** BEGIN SOURCE DATA **

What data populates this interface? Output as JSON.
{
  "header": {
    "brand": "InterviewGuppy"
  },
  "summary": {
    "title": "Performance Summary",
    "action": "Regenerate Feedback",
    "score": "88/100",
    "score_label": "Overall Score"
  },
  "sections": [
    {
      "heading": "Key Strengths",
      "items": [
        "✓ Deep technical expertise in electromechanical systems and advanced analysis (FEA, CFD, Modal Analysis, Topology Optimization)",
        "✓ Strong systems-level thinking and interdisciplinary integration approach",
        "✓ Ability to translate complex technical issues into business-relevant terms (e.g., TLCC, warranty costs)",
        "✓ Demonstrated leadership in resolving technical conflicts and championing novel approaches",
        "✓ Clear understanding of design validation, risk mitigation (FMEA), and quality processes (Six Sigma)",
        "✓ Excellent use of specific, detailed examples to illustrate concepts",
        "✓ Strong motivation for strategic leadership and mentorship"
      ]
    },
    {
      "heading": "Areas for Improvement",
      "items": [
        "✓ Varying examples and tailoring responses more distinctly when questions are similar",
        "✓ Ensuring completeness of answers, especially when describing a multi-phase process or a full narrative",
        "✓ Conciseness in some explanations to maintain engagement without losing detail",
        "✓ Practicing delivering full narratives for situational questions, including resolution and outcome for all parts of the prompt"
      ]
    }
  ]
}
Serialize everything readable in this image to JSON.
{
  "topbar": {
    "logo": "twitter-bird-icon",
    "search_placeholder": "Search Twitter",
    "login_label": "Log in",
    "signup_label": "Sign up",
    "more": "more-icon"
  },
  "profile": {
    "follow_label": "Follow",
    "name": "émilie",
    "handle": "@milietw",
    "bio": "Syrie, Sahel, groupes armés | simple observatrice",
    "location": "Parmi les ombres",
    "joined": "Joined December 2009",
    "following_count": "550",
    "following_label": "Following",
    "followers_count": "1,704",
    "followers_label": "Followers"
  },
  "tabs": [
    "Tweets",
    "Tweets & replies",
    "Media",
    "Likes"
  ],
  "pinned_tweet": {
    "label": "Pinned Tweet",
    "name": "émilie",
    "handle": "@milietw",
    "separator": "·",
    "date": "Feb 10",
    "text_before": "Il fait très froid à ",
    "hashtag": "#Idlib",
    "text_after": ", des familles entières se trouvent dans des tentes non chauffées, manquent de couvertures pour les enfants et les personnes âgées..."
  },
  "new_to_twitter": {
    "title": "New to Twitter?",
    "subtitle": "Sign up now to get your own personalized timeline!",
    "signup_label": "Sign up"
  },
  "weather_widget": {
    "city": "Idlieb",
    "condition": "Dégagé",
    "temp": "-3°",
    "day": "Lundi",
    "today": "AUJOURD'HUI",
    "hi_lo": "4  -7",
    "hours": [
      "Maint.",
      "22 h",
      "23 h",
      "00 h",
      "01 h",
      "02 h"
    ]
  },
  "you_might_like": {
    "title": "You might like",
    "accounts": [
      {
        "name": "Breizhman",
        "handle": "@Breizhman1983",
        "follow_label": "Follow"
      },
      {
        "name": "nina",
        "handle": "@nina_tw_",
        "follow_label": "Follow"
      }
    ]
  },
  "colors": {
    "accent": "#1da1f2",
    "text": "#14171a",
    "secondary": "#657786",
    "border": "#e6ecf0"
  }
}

** END SOURCE DATA **
** BEGIN SOURCE DATA **

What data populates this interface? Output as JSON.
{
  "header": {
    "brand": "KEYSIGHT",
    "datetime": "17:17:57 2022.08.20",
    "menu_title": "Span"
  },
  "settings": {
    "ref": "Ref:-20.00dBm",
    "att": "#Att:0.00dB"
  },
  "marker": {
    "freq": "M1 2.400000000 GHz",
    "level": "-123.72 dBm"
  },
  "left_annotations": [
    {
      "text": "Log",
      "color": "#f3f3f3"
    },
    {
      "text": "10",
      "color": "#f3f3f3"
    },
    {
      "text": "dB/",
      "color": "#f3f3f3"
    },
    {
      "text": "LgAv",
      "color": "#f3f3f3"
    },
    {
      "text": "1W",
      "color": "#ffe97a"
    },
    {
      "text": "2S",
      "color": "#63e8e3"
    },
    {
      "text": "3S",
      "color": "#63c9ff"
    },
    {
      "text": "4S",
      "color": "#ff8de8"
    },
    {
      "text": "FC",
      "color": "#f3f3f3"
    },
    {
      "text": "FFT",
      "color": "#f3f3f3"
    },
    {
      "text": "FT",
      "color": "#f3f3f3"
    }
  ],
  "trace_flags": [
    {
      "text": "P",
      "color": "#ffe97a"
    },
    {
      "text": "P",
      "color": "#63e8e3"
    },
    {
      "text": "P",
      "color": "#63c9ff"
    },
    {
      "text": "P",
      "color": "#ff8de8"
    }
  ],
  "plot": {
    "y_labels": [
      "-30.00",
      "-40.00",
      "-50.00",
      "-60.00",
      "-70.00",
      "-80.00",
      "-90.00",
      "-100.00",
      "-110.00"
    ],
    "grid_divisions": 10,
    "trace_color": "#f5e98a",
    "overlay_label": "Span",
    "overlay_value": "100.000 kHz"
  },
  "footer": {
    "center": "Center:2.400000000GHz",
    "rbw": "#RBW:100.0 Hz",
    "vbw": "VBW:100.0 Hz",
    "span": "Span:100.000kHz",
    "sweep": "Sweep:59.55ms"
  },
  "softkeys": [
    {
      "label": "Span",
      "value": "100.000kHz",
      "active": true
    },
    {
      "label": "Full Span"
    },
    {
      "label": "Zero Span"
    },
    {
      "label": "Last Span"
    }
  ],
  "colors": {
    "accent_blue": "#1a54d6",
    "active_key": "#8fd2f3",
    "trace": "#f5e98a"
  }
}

** END SOURCE DATA **

▶ _TASK DIRECTIONS_:
Pick out each line in the material containing "Span".

▶ _SOLVED EXERCISE_:
    "menu_title": "Span"
    "overlay_label": "Span",
    "span": "Span:100.000kHz",
      "label": "Span",
      "label": "Full Span"
      "label": "Zero Span"
      "label": "Last Span"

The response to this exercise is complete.